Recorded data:
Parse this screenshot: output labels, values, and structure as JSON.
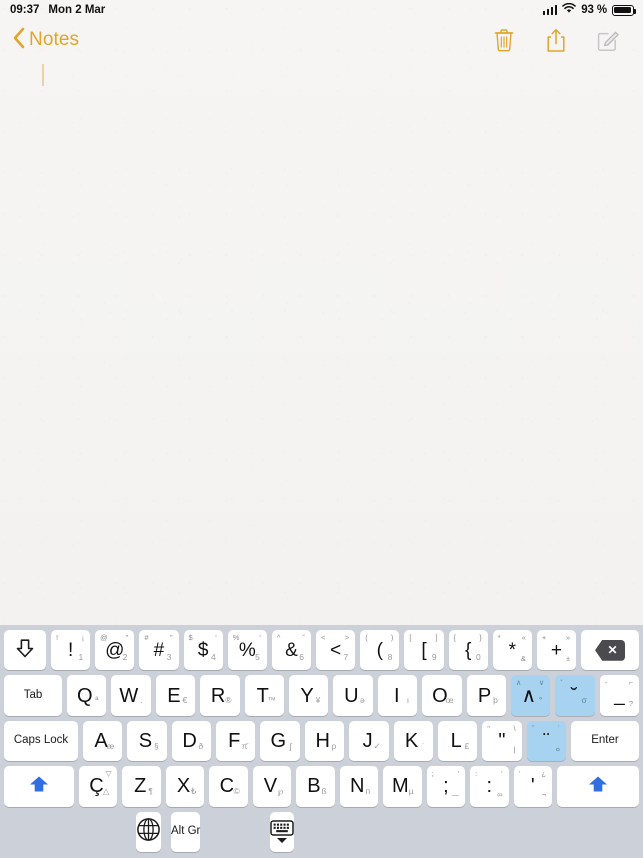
{
  "status_bar": {
    "time": "09:37",
    "date": "Mon 2 Mar",
    "battery_percent": "93 %",
    "signal_icon": "cellular-signal-icon",
    "wifi_icon": "wifi-icon",
    "battery_icon": "battery-icon"
  },
  "nav_bar": {
    "back_label": "Notes",
    "back_chevron_icon": "chevron-left-icon",
    "delete_icon": "trash-icon",
    "share_icon": "share-icon",
    "compose_icon": "compose-icon",
    "accent_color": "#e0a52b",
    "disabled_color": "#bdbdbd"
  },
  "note": {
    "body_text": "",
    "cursor_color": "#e3c98a"
  },
  "keyboard": {
    "layout_name": "Turkish Q",
    "background_color": "#ccd0d8",
    "key_color": "#ffffff",
    "highlight_color": "#a8d3f0",
    "rows": [
      {
        "name": "number-row",
        "keys": [
          {
            "name": "tab-down-key",
            "main": "⇩",
            "type": "icon-tab-down"
          },
          {
            "name": "exclamation-key",
            "main": "!",
            "tl": "!",
            "tr": "¡",
            "sub": "1"
          },
          {
            "name": "at-key",
            "main": "@",
            "tl": "@",
            "tr": "\"",
            "sub": "2"
          },
          {
            "name": "hash-key",
            "main": "#",
            "tl": "#",
            "tr": "\"",
            "sub": "3"
          },
          {
            "name": "dollar-key",
            "main": "$",
            "tl": "$",
            "tr": "'",
            "sub": "4"
          },
          {
            "name": "percent-key",
            "main": "%",
            "tl": "%",
            "tr": "'",
            "sub": "5"
          },
          {
            "name": "ampersand-key",
            "main": "&",
            "tl": "^",
            "tr": "˘",
            "sub": "6"
          },
          {
            "name": "less-than-key",
            "main": "<",
            "tl": "<",
            "tr": ">",
            "sub": "7"
          },
          {
            "name": "paren-open-key",
            "main": "(",
            "tl": "(",
            "tr": ")",
            "sub": "8"
          },
          {
            "name": "bracket-open-key",
            "main": "[",
            "tl": "[",
            "tr": "]",
            "sub": "9"
          },
          {
            "name": "brace-open-key",
            "main": "{",
            "tl": "{",
            "tr": "}",
            "sub": "0"
          },
          {
            "name": "asterisk-key",
            "main": "*",
            "tl": "*",
            "tr": "«",
            "br": "&"
          },
          {
            "name": "plus-key",
            "main": "+",
            "tl": "+",
            "tr": "»",
            "br": "±"
          },
          {
            "name": "backspace-key",
            "main": "⌫",
            "type": "icon-delete"
          }
        ]
      },
      {
        "name": "qwerty-row",
        "keys": [
          {
            "name": "tab-key",
            "main": "Tab",
            "type": "label"
          },
          {
            "name": "q-key",
            "main": "Q",
            "sub": "ª",
            "type": "letter"
          },
          {
            "name": "w-key",
            "main": "W",
            "sub": ".",
            "type": "letter"
          },
          {
            "name": "e-key",
            "main": "E",
            "sub": "€",
            "type": "letter"
          },
          {
            "name": "r-key",
            "main": "R",
            "sub": "®",
            "type": "letter"
          },
          {
            "name": "t-key",
            "main": "T",
            "sub": "™",
            "type": "letter"
          },
          {
            "name": "y-key",
            "main": "Y",
            "sub": "¥",
            "type": "letter"
          },
          {
            "name": "u-key",
            "main": "U",
            "sub": "ə",
            "type": "letter"
          },
          {
            "name": "i-key",
            "main": "I",
            "sub": "ı",
            "type": "letter"
          },
          {
            "name": "o-key",
            "main": "O",
            "sub": "œ",
            "type": "letter"
          },
          {
            "name": "p-key",
            "main": "P",
            "sub": "þ",
            "type": "letter"
          },
          {
            "name": "circumflex-key",
            "main": "∧",
            "tl": "∧",
            "tr": "∨",
            "sub": "°",
            "highlight": true,
            "type": "letter"
          },
          {
            "name": "breve-key",
            "main": "˘",
            "tl": "˘",
            "sub": "σ",
            "highlight": true,
            "type": "letter"
          },
          {
            "name": "underscore-key",
            "main": "_",
            "tl": "-",
            "tr": "⌐",
            "br": "?"
          }
        ]
      },
      {
        "name": "home-row",
        "keys": [
          {
            "name": "caps-lock-key",
            "main": "Caps Lock",
            "type": "label"
          },
          {
            "name": "a-key",
            "main": "A",
            "sub": "æ",
            "type": "letter"
          },
          {
            "name": "s-key",
            "main": "S",
            "sub": "§",
            "type": "letter"
          },
          {
            "name": "d-key",
            "main": "D",
            "sub": "ð",
            "type": "letter"
          },
          {
            "name": "f-key",
            "main": "F",
            "sub": "π̄",
            "type": "letter"
          },
          {
            "name": "g-key",
            "main": "G",
            "sub": "∫",
            "type": "letter"
          },
          {
            "name": "h-key",
            "main": "H",
            "sub": "ρ",
            "type": "letter"
          },
          {
            "name": "j-key",
            "main": "J",
            "sub": "✓",
            "type": "letter"
          },
          {
            "name": "k-key",
            "main": "K",
            "sub": "˙",
            "type": "letter"
          },
          {
            "name": "l-key",
            "main": "L",
            "sub": "£",
            "type": "letter"
          },
          {
            "name": "quote-key",
            "main": "\"",
            "tl": "\"",
            "tr": "\\",
            "br": "|",
            "type": "punct"
          },
          {
            "name": "diaeresis-key",
            "main": "¨",
            "tl": "˝",
            "tr": "´",
            "br": "¤",
            "highlight": true,
            "type": "punct"
          },
          {
            "name": "enter-key",
            "main": "Enter",
            "type": "label"
          }
        ]
      },
      {
        "name": "shift-row",
        "keys": [
          {
            "name": "shift-left-key",
            "main": "⬆",
            "type": "icon-shift"
          },
          {
            "name": "c-cedilla-key",
            "main": "Ç",
            "tr": "▽",
            "sub": "△",
            "type": "letter"
          },
          {
            "name": "z-key",
            "main": "Z",
            "sub": "¶",
            "type": "letter"
          },
          {
            "name": "x-key",
            "main": "X",
            "sub": "₺",
            "type": "letter"
          },
          {
            "name": "c-key",
            "main": "C",
            "sub": "©",
            "type": "letter"
          },
          {
            "name": "v-key",
            "main": "V",
            "sub": "℘",
            "type": "letter"
          },
          {
            "name": "b-key",
            "main": "B",
            "sub": "ß",
            "type": "letter"
          },
          {
            "name": "n-key",
            "main": "N",
            "sub": "п",
            "type": "letter"
          },
          {
            "name": "m-key",
            "main": "M",
            "sub": "µ",
            "type": "letter"
          },
          {
            "name": "semicolon-key",
            "main": ";",
            "tl": ";",
            "tr": "'",
            "br": "—",
            "type": "punct"
          },
          {
            "name": "colon-key",
            "main": ":",
            "tl": ":",
            "tr": "'",
            "br": "∞",
            "type": "punct"
          },
          {
            "name": "apostrophe-key",
            "main": "'",
            "tl": "'",
            "tr": "¿",
            "br": "¬",
            "type": "punct"
          },
          {
            "name": "shift-right-key",
            "main": "⬆",
            "type": "icon-shift"
          }
        ]
      },
      {
        "name": "space-row",
        "keys": [
          {
            "name": "globe-key",
            "main": "🌐",
            "type": "icon-globe"
          },
          {
            "name": "space-key",
            "main": "",
            "type": "space"
          },
          {
            "name": "alt-gr-key",
            "main": "Alt Gr",
            "type": "label"
          },
          {
            "name": "dismiss-keyboard-key",
            "main": "",
            "type": "icon-dismiss"
          }
        ]
      }
    ]
  }
}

— Given problem —
How many of the lines above include the string "left"? Reply with the number by itself.

— Reply —
2